Aim: Retype the rows below word for word, from the first one up to and including the line with "download-icon[interactable] <box>1036 33".

Rows:
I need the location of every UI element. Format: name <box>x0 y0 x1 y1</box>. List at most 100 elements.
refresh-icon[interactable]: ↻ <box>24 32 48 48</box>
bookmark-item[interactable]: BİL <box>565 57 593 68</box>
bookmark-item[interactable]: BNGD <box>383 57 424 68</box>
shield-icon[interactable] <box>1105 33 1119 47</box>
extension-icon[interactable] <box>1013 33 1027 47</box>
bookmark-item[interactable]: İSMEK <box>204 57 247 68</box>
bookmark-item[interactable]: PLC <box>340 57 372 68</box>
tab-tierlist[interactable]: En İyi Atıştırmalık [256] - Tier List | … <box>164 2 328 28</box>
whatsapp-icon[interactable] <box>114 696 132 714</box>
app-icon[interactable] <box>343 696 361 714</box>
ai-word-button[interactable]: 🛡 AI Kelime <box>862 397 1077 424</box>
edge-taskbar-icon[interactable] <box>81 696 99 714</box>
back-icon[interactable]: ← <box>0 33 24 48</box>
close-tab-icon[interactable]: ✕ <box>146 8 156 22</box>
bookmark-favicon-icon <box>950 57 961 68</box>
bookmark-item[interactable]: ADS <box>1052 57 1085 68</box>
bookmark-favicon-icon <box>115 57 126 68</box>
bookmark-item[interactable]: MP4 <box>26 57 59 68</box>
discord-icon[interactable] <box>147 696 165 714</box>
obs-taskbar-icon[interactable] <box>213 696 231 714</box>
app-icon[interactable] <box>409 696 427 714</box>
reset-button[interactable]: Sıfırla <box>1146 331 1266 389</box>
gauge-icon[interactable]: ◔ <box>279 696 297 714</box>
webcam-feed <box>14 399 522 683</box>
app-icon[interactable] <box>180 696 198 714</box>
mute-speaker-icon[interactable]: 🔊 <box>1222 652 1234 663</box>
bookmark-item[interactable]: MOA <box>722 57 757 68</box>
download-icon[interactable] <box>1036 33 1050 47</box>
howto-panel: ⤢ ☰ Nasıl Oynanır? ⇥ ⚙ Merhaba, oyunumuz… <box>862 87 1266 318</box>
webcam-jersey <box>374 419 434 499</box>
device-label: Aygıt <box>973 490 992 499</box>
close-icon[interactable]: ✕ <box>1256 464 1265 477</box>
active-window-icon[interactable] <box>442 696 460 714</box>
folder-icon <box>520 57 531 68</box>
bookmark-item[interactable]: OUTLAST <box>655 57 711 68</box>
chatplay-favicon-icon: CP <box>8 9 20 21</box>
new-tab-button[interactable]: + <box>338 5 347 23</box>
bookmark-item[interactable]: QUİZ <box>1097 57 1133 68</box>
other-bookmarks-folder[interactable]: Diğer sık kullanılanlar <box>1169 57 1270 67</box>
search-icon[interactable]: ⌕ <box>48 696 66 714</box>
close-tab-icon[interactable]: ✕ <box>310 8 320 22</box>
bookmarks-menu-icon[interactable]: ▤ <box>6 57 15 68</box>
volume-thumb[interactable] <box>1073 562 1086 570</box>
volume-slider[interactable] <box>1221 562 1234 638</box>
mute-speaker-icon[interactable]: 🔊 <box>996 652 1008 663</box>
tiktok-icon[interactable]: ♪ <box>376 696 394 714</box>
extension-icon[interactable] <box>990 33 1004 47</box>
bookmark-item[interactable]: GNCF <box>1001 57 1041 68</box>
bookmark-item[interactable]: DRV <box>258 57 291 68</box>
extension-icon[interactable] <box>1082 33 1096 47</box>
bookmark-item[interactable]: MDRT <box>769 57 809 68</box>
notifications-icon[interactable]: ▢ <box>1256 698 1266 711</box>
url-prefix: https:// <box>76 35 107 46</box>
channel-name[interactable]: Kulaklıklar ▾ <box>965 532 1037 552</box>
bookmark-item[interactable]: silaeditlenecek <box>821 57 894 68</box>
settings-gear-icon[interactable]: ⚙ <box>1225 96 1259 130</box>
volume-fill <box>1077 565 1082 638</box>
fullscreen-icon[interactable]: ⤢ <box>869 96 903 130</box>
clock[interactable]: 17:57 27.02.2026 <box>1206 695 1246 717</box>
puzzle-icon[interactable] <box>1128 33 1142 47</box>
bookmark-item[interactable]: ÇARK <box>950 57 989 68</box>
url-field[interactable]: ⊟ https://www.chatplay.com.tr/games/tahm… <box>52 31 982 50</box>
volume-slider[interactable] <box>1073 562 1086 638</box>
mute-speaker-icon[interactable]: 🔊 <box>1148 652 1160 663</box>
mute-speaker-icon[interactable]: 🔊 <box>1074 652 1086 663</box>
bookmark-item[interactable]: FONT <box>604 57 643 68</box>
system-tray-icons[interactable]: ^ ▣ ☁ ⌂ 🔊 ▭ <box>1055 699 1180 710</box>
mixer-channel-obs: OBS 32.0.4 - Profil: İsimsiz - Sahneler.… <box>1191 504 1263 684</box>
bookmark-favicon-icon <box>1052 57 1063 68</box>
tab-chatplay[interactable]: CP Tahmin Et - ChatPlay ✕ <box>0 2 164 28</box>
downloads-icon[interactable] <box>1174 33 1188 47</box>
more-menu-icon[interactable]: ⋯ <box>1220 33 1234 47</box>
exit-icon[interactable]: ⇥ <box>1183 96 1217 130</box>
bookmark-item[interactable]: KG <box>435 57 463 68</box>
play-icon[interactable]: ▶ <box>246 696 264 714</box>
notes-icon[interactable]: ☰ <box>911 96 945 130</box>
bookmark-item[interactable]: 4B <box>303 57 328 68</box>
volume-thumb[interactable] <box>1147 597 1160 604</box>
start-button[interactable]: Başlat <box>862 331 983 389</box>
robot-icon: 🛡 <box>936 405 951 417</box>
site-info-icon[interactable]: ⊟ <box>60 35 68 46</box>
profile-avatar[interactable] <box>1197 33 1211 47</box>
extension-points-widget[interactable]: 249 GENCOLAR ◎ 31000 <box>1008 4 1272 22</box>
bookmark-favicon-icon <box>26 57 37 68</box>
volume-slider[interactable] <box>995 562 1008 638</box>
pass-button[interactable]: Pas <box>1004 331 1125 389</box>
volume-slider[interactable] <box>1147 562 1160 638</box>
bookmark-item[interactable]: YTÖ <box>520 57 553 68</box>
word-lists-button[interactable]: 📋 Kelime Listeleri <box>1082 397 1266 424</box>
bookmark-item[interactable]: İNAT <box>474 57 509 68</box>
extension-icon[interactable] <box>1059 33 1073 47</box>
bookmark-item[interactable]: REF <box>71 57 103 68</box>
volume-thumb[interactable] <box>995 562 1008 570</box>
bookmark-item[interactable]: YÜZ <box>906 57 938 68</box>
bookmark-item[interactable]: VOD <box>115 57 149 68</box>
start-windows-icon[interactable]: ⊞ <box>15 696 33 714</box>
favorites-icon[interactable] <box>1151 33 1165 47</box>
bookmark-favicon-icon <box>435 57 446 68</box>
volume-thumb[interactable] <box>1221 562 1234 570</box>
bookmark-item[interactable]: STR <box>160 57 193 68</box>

Task output:
I need the location of every UI element. Format: name <box>x0 y0 x1 y1</box>. List at most 100 elements.
refresh-icon[interactable]: ↻ <box>24 32 48 48</box>
bookmark-item[interactable]: BİL <box>565 57 593 68</box>
bookmark-item[interactable]: BNGD <box>383 57 424 68</box>
shield-icon[interactable] <box>1105 33 1119 47</box>
extension-icon[interactable] <box>1013 33 1027 47</box>
bookmark-item[interactable]: İSMEK <box>204 57 247 68</box>
bookmark-item[interactable]: PLC <box>340 57 372 68</box>
tab-tierlist[interactable]: En İyi Atıştırmalık [256] - Tier List | … <box>164 2 328 28</box>
whatsapp-icon[interactable] <box>114 696 132 714</box>
app-icon[interactable] <box>343 696 361 714</box>
ai-word-button[interactable]: 🛡 AI Kelime <box>862 397 1077 424</box>
edge-taskbar-icon[interactable] <box>81 696 99 714</box>
back-icon[interactable]: ← <box>0 33 24 48</box>
close-tab-icon[interactable]: ✕ <box>146 8 156 22</box>
bookmark-favicon-icon <box>950 57 961 68</box>
bookmark-item[interactable]: ADS <box>1052 57 1085 68</box>
bookmark-favicon-icon <box>115 57 126 68</box>
bookmark-item[interactable]: MP4 <box>26 57 59 68</box>
discord-icon[interactable] <box>147 696 165 714</box>
obs-taskbar-icon[interactable] <box>213 696 231 714</box>
app-icon[interactable] <box>409 696 427 714</box>
reset-button[interactable]: Sıfırla <box>1146 331 1266 389</box>
gauge-icon[interactable]: ◔ <box>279 696 297 714</box>
webcam-feed <box>14 399 522 683</box>
app-icon[interactable] <box>180 696 198 714</box>
mute-speaker-icon[interactable]: 🔊 <box>1222 652 1234 663</box>
bookmark-item[interactable]: MOA <box>722 57 757 68</box>
download-icon[interactable] <box>1036 33 1050 47</box>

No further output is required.